▶ EXERCISE DATA
>>>
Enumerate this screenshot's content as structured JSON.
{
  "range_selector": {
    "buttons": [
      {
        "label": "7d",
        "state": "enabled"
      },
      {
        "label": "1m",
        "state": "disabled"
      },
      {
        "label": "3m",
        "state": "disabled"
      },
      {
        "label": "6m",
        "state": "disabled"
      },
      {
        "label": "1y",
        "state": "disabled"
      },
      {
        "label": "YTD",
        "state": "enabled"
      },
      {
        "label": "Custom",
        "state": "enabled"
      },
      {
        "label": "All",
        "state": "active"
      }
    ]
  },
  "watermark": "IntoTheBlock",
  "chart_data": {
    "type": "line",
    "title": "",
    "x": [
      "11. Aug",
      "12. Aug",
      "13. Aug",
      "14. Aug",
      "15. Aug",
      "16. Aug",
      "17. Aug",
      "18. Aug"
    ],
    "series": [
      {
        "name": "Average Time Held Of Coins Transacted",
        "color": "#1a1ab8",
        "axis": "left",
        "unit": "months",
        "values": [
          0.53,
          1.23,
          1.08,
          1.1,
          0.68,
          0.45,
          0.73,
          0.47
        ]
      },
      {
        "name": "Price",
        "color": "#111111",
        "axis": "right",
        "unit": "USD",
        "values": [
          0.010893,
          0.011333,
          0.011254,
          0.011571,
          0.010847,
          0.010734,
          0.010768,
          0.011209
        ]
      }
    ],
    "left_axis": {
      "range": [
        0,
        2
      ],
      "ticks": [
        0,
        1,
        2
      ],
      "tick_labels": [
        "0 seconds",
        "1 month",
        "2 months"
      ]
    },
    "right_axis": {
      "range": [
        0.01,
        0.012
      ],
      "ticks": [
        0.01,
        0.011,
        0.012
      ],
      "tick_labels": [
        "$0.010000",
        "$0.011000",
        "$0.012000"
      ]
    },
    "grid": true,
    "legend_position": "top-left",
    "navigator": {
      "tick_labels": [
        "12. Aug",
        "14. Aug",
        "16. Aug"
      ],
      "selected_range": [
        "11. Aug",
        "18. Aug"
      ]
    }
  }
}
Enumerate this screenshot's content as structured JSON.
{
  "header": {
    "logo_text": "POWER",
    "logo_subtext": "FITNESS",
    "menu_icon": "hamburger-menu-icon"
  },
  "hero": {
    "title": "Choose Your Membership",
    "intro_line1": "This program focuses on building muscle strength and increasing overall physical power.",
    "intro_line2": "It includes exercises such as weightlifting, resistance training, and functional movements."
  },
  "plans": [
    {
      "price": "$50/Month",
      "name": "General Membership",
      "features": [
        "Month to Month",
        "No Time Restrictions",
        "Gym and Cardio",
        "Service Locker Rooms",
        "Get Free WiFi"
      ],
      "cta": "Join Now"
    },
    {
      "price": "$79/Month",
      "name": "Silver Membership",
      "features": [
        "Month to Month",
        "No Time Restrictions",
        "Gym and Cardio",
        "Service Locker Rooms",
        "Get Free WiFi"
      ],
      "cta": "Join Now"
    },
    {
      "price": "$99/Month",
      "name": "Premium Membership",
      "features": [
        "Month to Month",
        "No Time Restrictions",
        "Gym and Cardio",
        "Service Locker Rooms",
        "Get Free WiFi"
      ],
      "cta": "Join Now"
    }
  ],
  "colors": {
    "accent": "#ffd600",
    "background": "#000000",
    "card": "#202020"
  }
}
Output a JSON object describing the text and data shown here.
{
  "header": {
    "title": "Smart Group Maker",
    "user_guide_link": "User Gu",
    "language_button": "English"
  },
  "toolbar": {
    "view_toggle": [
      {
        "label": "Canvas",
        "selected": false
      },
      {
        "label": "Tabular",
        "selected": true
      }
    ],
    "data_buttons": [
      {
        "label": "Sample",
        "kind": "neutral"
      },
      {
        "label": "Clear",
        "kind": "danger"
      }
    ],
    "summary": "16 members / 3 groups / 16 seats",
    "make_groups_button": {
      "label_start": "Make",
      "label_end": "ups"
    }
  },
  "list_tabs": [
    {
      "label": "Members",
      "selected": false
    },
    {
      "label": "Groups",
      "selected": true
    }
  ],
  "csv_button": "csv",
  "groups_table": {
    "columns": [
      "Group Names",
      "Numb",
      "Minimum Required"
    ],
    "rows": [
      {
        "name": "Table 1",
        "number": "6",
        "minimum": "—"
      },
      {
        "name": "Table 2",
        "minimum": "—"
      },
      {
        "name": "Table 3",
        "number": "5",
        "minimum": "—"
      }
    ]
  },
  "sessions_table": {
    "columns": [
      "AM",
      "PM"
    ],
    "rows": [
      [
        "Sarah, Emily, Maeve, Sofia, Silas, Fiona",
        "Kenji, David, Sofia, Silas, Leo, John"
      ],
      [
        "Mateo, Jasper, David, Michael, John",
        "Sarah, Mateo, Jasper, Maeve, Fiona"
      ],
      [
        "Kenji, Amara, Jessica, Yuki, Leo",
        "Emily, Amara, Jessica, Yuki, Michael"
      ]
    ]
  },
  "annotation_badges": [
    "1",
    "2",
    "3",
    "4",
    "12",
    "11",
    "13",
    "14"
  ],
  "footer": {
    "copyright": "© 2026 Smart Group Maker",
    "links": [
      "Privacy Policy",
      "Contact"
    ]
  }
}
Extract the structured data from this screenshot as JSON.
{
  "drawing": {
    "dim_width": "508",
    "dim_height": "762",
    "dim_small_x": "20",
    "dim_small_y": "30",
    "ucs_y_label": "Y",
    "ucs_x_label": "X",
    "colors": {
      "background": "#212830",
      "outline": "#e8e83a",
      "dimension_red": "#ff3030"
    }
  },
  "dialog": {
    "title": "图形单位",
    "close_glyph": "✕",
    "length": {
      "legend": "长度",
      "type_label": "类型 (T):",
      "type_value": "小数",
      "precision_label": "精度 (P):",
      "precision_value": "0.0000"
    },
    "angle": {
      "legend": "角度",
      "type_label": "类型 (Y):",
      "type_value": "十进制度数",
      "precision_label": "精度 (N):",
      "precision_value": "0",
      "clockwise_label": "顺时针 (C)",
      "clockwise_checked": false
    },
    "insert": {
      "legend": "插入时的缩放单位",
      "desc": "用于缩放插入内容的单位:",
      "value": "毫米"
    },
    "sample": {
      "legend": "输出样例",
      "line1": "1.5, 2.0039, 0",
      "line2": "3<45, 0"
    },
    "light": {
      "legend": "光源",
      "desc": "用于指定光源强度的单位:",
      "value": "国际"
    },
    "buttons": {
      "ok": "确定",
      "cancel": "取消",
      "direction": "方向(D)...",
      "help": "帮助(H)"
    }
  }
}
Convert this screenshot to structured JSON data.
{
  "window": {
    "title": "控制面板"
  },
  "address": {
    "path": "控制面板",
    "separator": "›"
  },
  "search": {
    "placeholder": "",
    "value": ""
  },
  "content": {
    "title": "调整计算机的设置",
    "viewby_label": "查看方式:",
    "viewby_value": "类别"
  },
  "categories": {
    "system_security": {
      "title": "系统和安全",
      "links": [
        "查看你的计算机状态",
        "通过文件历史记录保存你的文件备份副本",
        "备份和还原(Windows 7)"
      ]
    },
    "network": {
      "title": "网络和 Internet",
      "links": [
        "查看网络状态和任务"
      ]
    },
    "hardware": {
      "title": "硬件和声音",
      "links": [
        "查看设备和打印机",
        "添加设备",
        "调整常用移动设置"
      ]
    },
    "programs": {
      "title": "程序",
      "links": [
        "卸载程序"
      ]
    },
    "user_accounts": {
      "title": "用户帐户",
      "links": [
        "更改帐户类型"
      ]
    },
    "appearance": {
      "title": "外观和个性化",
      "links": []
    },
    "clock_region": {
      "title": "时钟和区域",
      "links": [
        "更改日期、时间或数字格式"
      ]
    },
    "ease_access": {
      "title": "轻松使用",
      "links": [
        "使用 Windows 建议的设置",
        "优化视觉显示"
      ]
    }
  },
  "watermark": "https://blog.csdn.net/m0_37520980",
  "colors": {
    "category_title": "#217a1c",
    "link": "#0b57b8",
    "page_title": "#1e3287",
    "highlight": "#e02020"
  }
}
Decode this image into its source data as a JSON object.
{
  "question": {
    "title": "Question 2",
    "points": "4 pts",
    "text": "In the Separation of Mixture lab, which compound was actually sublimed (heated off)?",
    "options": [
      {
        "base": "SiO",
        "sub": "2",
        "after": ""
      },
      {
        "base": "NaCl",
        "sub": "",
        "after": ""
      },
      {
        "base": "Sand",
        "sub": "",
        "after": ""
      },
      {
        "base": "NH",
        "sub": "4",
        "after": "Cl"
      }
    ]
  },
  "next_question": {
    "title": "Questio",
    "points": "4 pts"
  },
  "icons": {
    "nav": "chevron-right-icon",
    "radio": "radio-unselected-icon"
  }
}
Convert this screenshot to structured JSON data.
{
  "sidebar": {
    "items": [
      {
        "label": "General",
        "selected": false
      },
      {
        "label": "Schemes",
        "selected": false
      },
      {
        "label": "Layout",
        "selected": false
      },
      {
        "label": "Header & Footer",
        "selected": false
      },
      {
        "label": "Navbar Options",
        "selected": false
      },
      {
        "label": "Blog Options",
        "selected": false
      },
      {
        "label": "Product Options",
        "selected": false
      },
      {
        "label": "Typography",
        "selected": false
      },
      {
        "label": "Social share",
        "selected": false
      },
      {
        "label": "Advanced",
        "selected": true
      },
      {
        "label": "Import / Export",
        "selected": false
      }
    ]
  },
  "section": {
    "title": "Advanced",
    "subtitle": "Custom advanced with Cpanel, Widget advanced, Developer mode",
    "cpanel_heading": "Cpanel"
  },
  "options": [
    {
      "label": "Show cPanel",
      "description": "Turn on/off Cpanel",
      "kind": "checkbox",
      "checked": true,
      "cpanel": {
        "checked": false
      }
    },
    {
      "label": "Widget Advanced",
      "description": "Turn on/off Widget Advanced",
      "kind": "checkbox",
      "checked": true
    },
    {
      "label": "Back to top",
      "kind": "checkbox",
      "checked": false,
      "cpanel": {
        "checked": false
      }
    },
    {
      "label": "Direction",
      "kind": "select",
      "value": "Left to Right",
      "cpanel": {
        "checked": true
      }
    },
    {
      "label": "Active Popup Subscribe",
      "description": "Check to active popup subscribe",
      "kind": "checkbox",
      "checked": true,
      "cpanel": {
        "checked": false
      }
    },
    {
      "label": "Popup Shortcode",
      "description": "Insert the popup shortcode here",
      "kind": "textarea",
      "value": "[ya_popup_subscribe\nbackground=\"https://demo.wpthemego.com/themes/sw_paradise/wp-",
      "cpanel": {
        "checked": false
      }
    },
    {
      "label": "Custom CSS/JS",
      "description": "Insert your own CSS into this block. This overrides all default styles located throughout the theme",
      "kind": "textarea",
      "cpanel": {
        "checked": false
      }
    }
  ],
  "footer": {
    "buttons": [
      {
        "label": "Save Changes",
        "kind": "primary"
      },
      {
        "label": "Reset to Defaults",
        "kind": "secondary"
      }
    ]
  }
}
<<<
Copy every line of the listing that includes the string "Mateo".

▶ EXERCISE RESPONSE
        "Mateo, Jasper, David, Michael, John",
        "Sarah, Mateo, Jasper, Maeve, Fiona"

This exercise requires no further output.